#### TASK PROMPT:
Output every line below exactly.

#### DATA LINES:
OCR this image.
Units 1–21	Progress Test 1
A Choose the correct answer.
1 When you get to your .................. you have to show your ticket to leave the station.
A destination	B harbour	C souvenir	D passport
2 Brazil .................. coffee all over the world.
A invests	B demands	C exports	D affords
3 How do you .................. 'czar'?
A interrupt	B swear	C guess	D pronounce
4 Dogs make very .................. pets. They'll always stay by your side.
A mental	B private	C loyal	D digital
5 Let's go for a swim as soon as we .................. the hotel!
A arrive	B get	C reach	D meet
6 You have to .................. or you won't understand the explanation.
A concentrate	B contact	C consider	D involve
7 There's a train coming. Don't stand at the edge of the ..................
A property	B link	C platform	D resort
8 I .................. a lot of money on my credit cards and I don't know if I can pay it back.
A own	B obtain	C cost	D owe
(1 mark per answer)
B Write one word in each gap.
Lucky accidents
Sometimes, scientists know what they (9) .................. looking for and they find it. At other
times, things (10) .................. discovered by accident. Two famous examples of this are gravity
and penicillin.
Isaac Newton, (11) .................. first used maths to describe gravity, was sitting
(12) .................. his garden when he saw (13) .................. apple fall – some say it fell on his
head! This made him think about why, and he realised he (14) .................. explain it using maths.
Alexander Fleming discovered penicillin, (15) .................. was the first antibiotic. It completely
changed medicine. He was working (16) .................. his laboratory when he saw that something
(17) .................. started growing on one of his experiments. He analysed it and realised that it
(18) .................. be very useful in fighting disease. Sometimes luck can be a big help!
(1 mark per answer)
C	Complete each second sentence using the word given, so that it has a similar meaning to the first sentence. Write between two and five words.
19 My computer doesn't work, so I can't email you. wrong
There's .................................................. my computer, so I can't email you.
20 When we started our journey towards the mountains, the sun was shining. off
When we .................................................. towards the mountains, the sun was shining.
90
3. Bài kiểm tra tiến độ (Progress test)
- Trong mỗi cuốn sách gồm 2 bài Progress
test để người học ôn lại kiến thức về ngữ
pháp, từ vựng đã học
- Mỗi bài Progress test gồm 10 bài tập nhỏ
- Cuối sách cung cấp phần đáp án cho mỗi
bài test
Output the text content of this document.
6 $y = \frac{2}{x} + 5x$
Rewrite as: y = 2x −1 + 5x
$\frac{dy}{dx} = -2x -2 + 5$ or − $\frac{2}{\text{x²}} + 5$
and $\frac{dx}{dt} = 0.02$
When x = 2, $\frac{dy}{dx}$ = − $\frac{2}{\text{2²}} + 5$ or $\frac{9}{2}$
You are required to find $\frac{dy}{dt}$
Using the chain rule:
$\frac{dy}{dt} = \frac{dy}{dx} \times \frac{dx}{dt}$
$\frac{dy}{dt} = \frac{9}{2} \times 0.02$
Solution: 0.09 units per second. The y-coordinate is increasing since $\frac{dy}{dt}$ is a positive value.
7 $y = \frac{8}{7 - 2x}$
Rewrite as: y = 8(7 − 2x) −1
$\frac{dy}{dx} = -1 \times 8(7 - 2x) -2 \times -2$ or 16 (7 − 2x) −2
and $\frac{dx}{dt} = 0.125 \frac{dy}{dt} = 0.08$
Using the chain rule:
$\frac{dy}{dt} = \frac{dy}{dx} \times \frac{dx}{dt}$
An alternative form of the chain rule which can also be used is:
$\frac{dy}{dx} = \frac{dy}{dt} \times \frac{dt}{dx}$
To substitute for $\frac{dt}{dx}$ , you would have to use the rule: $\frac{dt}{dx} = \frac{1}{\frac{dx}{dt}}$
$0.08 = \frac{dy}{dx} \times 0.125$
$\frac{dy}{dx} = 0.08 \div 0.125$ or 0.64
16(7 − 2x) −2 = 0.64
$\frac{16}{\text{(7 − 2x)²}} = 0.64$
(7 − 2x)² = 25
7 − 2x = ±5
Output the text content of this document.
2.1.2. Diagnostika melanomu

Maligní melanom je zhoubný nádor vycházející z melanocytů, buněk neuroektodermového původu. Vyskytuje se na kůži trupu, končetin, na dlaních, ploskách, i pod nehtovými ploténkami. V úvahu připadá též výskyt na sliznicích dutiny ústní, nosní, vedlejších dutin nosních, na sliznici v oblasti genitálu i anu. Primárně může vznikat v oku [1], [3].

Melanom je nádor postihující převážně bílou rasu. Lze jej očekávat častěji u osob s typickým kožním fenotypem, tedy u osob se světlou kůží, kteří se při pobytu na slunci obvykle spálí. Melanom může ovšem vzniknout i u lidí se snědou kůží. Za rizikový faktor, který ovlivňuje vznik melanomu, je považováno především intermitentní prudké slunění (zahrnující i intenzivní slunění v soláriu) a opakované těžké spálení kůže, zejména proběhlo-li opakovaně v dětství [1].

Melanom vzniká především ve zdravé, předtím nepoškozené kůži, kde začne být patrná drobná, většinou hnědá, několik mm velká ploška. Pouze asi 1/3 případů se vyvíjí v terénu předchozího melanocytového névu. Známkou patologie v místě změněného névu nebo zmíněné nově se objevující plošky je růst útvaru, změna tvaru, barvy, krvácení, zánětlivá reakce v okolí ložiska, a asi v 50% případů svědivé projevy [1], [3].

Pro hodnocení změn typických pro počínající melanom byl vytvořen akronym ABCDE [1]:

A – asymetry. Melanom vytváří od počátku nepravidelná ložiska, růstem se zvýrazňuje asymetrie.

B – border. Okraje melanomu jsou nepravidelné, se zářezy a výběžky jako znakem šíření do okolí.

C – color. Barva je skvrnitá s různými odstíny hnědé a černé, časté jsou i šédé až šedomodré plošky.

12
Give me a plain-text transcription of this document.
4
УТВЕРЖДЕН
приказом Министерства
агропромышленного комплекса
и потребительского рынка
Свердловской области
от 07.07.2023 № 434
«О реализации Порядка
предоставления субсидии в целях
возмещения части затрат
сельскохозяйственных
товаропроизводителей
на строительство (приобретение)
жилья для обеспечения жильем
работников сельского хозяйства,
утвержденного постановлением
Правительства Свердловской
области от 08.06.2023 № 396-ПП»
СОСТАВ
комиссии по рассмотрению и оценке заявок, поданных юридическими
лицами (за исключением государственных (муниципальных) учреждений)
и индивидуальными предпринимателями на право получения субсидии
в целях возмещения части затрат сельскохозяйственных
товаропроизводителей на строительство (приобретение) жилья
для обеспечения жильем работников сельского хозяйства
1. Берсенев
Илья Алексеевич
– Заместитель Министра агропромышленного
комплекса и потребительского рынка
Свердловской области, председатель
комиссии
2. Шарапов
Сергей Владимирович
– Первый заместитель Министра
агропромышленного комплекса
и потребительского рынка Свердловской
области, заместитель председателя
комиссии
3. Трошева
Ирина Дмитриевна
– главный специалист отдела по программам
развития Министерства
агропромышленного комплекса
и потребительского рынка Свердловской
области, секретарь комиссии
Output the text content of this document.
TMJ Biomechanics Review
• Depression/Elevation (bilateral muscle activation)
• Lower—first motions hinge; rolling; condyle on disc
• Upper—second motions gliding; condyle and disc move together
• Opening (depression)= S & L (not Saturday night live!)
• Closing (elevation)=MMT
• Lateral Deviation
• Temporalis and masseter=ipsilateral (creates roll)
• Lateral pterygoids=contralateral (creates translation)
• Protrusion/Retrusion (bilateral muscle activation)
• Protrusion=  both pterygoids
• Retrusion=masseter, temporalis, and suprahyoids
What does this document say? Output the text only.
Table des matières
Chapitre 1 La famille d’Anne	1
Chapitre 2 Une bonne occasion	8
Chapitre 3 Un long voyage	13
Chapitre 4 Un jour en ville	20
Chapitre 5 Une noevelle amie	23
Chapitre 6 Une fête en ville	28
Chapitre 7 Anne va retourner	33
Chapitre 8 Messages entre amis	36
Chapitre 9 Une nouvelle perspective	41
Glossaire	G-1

#### WRITTEN SOLUTION:
OCR this image.
Units 1–21	Progress Test 1
A Choose the correct answer.
1 When you get to your .................. you have to show your ticket to leave the station.
A destination	B harbour	C souvenir	D passport
2 Brazil .................. coffee all over the world.
A invests	B demands	C exports	D affords
3 How do you .................. 'czar'?
A interrupt	B swear	C guess	D pronounce
4 Dogs make very .................. pets. They'll always stay by your side.
A mental	B private	C loyal	D digital
5 Let's go for a swim as soon as we .................. the hotel!
A arrive	B get	C reach	D meet
6 You have to .................. or you won't understand the explanation.
A concentrate	B contact	C consider	D involve
7 There's a train coming. Don't stand at the edge of the ..................
A property	B link	C platform	D resort
8 I .................. a lot of money on my credit cards and I don't know if I can pay it back.
A own	B obtain	C cost	D owe
(1 mark per answer)
B Write one word in each gap.
Lucky accidents
Sometimes, scientists know what they (9) .................. looking for and they find it. At other
times, things (10) .................. discovered by accident. Two famous examples of this are gravity
and penicillin.
Isaac Newton, (11) .................. first used maths to describe gravity, was sitting
(12) .................. his garden when he saw (13) .................. apple fall – some say it fell on his
head! This made him think about why, and he realised he (14) .................. explain it using maths.
Alexander Fleming discovered penicillin, (15) .................. was the first antibiotic. It completely
changed medicine. He was working (16) .................. his laboratory when he saw that something
(17) .................. started growing on one of his experiments. He analysed it and realised that it
(18) .................. be very useful in fighting disease. Sometimes luck can be a big help!
(1 mark per answer)
C	Complete each second sentence using the word given, so that it has a similar meaning to the first sentence. Write between two and five words.
19 My computer doesn't work, so I can't email you. wrong
There's .................................................. my computer, so I can't email you.
20 When we started our journey towards the mountains, the sun was shining. off
When we .................................................. towards the mountains, the sun was shining.
90
3. Bài kiểm tra tiến độ (Progress test)
- Trong mỗi cuốn sách gồm 2 bài Progress
test để người học ôn lại kiến thức về ngữ
pháp, từ vựng đã học
- Mỗi bài Progress test gồm 10 bài tập nhỏ
- Cuối sách cung cấp phần đáp án cho mỗi
bài test
Output the text content of this document.
6 $y = \frac{2}{x} + 5x$
Rewrite as: y = 2x −1 + 5x
$\frac{dy}{dx} = -2x -2 + 5$ or − $\frac{2}{\text{x²}} + 5$
and $\frac{dx}{dt} = 0.02$
When x = 2, $\frac{dy}{dx}$ = − $\frac{2}{\text{2²}} + 5$ or $\frac{9}{2}$
You are required to find $\frac{dy}{dt}$
Using the chain rule:
$\frac{dy}{dt} = \frac{dy}{dx} \times \frac{dx}{dt}$
$\frac{dy}{dt} = \frac{9}{2} \times 0.02$
Solution: 0.09 units per second. The y-coordinate is increasing since $\frac{dy}{dt}$ is a positive value.
7 $y = \frac{8}{7 - 2x}$
Rewrite as: y = 8(7 − 2x) −1
$\frac{dy}{dx} = -1 \times 8(7 - 2x) -2 \times -2$ or 16 (7 − 2x) −2
and $\frac{dx}{dt} = 0.125 \frac{dy}{dt} = 0.08$
Using the chain rule:
$\frac{dy}{dt} = \frac{dy}{dx} \times \frac{dx}{dt}$
An alternative form of the chain rule which can also be used is:
$\frac{dy}{dx} = \frac{dy}{dt} \times \frac{dt}{dx}$
To substitute for $\frac{dt}{dx}$ , you would have to use the rule: $\frac{dt}{dx} = \frac{1}{\frac{dx}{dt}}$
$0.08 = \frac{dy}{dx} \times 0.125$
$\frac{dy}{dx} = 0.08 \div 0.125$ or 0.64
16(7 − 2x) −2 = 0.64
$\frac{16}{\text{(7 − 2x)²}} = 0.64$
(7 − 2x)² = 25
7 − 2x = ±5
Output the text content of this document.
2.1.2. Diagnostika melanomu

Maligní melanom je zhoubný nádor vycházející z melanocytů, buněk neuroektodermového původu. Vyskytuje se na kůži trupu, končetin, na dlaních, ploskách, i pod nehtovými ploténkami. V úvahu připadá též výskyt na sliznicích dutiny ústní, nosní, vedlejších dutin nosních, na sliznici v oblasti genitálu i anu. Primárně může vznikat v oku [1], [3].

Melanom je nádor postihující převážně bílou rasu. Lze jej očekávat častěji u osob s typickým kožním fenotypem, tedy u osob se světlou kůží, kteří se při pobytu na slunci obvykle spálí. Melanom může ovšem vzniknout i u lidí se snědou kůží. Za rizikový faktor, který ovlivňuje vznik melanomu, je považováno především intermitentní prudké slunění (zahrnující i intenzivní slunění v soláriu) a opakované těžké spálení kůže, zejména proběhlo-li opakovaně v dětství [1].

Melanom vzniká především ve zdravé, předtím nepoškozené kůži, kde začne být patrná drobná, většinou hnědá, několik mm velká ploška. Pouze asi 1/3 případů se vyvíjí v terénu předchozího melanocytového névu. Známkou patologie v místě změněného névu nebo zmíněné nově se objevující plošky je růst útvaru, změna tvaru, barvy, krvácení, zánětlivá reakce v okolí ložiska, a asi v 50% případů svědivé projevy [1], [3].

Pro hodnocení změn typických pro počínající melanom byl vytvořen akronym ABCDE [1]:

A – asymetry. Melanom vytváří od počátku nepravidelná ložiska, růstem se zvýrazňuje asymetrie.

B – border. Okraje melanomu jsou nepravidelné, se zářezy a výběžky jako znakem šíření do okolí.

C – color. Barva je skvrnitá s různými odstíny hnědé a černé, časté jsou i šédé až šedomodré plošky.

12
Give me a plain-text transcription of this document.
4
УТВЕРЖДЕН
приказом Министерства
агропромышленного комплекса
и потребительского рынка
Свердловской области
от 07.07.2023 № 434
«О реализации Порядка
предоставления субсидии в целях
возмещения части затрат
сельскохозяйственных
товаропроизводителей
на строительство (приобретение)
жилья для обеспечения жильем
работников сельского хозяйства,
утвержденного постановлением
Правительства Свердловской
области от 08.06.2023 № 396-ПП»
СОСТАВ
комиссии по рассмотрению и оценке заявок, поданных юридическими
лицами (за исключением государственных (муниципальных) учреждений)
и индивидуальными предпринимателями на право получения субсидии
в целях возмещения части затрат сельскохозяйственных
товаропроизводителей на строительство (приобретение) жилья
для обеспечения жильем работников сельского хозяйства
1. Берсенев
Илья Алексеевич
– Заместитель Министра агропромышленного
комплекса и потребительского рынка
Свердловской области, председатель
комиссии
2. Шарапов
Сергей Владимирович
– Первый заместитель Министра
агропромышленного комплекса
и потребительского рынка Свердловской
области, заместитель председателя
комиссии
3. Трошева
Ирина Дмитриевна
– главный специалист отдела по программам
развития Министерства
агропромышленного комплекса
и потребительского рынка Свердловской
области, секретарь комиссии
Output the text content of this document.
TMJ Biomechanics Review
• Depression/Elevation (bilateral muscle activation)
• Lower—first motions hinge; rolling; condyle on disc
• Upper—second motions gliding; condyle and disc move together
• Opening (depression)= S & L (not Saturday night live!)
• Closing (elevation)=MMT
• Lateral Deviation
• Temporalis and masseter=ipsilateral (creates roll)
• Lateral pterygoids=contralateral (creates translation)
• Protrusion/Retrusion (bilateral muscle activation)
• Protrusion=  both pterygoids
• Retrusion=masseter, temporalis, and suprahyoids
What does this document say? Output the text only.
Table des matières
Chapitre 1 La famille d’Anne	1
Chapitre 2 Une bonne occasion	8
Chapitre 3 Un long voyage	13
Chapitre 4 Un jour en ville	20
Chapitre 5 Une noevelle amie	23
Chapitre 6 Une fête en ville	28
Chapitre 7 Anne va retourner	33
Chapitre 8 Messages entre amis	36
Chapitre 9 Une nouvelle perspective	41
Glossaire	G-1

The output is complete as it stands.